#### [Stored data]
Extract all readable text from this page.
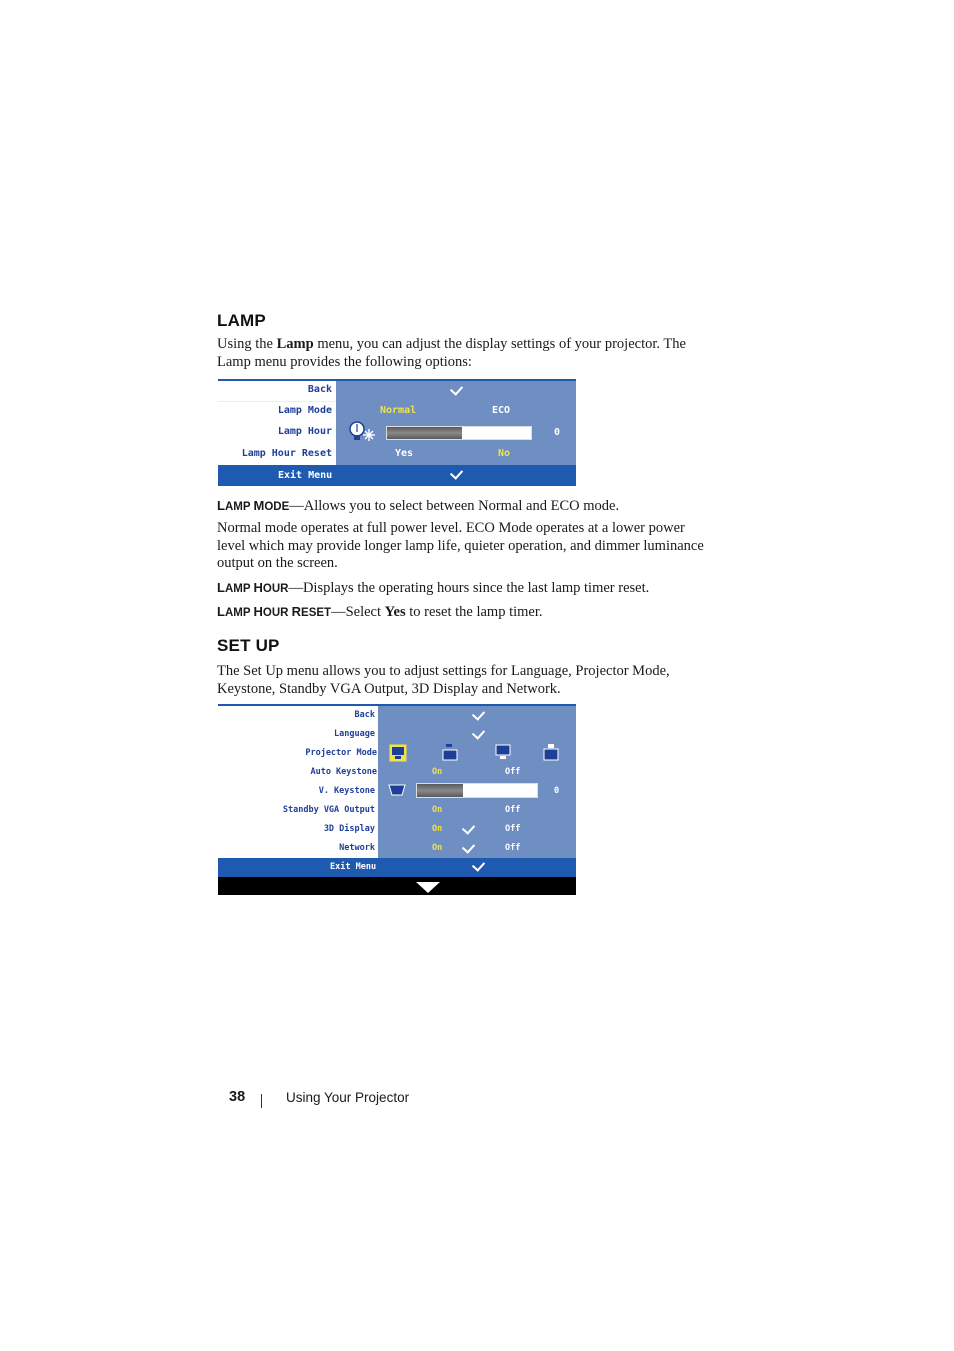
LAMP

Using the Lamp menu, you can adjust the display settings of your projector. The Lamp menu provides the following options:

Back
Lamp Mode	Normal	ECO
Lamp Hour	0
Lamp Hour Reset	Yes	No
Exit Menu

LAMP MODE—Allows you to select between Normal and ECO mode.

Normal mode operates at full power level. ECO Mode operates at a lower power level which may provide longer lamp life, quieter operation, and dimmer luminance output on the screen.

LAMP HOUR—Displays the operating hours since the last lamp timer reset.

LAMP HOUR RESET—Select Yes to reset the lamp timer.

SET UP

The Set Up menu allows you to adjust settings for Language, Projector Mode, Keystone, Standby VGA Output, 3D Display and Network.

Back
Language
Projector Mode
Auto Keystone	On	Off
V. Keystone	0
Standby VGA Output	On	Off
3D Display	On	Off
Network	On	Off
Exit Menu
38	Using Your Projector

#### [To do]
Send back the data above word for word, with the pictures left out.

#### [Reply to the task]
Extract all readable text from this page.
LAMP

Using the Lamp menu, you can adjust the display settings of your projector. The Lamp menu provides the following options:

Back
Lamp Mode	Normal	ECO
Lamp Hour	0
Lamp Hour Reset	Yes	No
Exit Menu

LAMP MODE—Allows you to select between Normal and ECO mode.

Normal mode operates at full power level. ECO Mode operates at a lower power level which may provide longer lamp life, quieter operation, and dimmer luminance output on the screen.

LAMP HOUR—Displays the operating hours since the last lamp timer reset.

LAMP HOUR RESET—Select Yes to reset the lamp timer.

SET UP

The Set Up menu allows you to adjust settings for Language, Projector Mode, Keystone, Standby VGA Output, 3D Display and Network.

Back
Language
Projector Mode
Auto Keystone	On	Off
V. Keystone	0
Standby VGA Output	On	Off
3D Display	On	Off
Network	On	Off
Exit Menu
38	Using Your Projector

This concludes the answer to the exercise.